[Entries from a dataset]
──────────────────────────────

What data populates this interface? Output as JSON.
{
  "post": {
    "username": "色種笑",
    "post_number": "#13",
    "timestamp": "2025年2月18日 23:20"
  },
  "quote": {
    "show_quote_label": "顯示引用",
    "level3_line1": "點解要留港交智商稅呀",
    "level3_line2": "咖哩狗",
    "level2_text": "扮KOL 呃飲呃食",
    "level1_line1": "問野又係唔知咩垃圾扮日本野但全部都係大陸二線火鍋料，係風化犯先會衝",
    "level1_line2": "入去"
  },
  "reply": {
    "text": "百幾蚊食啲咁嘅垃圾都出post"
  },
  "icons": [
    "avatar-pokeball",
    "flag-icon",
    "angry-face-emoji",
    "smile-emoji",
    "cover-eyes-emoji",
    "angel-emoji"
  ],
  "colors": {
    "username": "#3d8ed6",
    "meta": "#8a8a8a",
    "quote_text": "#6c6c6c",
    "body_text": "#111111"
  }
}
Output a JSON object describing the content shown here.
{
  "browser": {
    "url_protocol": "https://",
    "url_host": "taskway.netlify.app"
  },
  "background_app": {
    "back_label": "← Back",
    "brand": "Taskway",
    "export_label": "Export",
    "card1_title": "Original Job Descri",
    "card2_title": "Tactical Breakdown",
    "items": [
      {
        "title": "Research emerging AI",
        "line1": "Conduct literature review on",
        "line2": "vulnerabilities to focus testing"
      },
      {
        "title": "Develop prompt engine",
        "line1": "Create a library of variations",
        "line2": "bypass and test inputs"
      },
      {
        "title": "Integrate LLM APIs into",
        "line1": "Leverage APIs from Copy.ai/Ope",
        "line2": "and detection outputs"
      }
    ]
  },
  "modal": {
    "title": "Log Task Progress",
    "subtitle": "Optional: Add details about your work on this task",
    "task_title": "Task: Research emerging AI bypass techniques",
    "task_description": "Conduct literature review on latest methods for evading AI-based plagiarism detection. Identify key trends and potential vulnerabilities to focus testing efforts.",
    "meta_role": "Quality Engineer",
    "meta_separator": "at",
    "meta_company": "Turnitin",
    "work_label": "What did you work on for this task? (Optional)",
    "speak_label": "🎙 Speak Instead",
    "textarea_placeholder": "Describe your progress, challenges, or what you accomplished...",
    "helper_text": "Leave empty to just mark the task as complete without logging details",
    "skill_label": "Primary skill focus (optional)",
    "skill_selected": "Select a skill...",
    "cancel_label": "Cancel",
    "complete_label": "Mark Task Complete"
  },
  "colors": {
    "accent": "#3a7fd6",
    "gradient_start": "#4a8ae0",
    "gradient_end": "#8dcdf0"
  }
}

──────────────────────────────

* TASK BRIEF
In the records above, locate each line with the word "emoji". Copy all such lines.

* RESULT
    "angry-face-emoji",
    "smile-emoji",
    "cover-eyes-emoji",
    "angel-emoji"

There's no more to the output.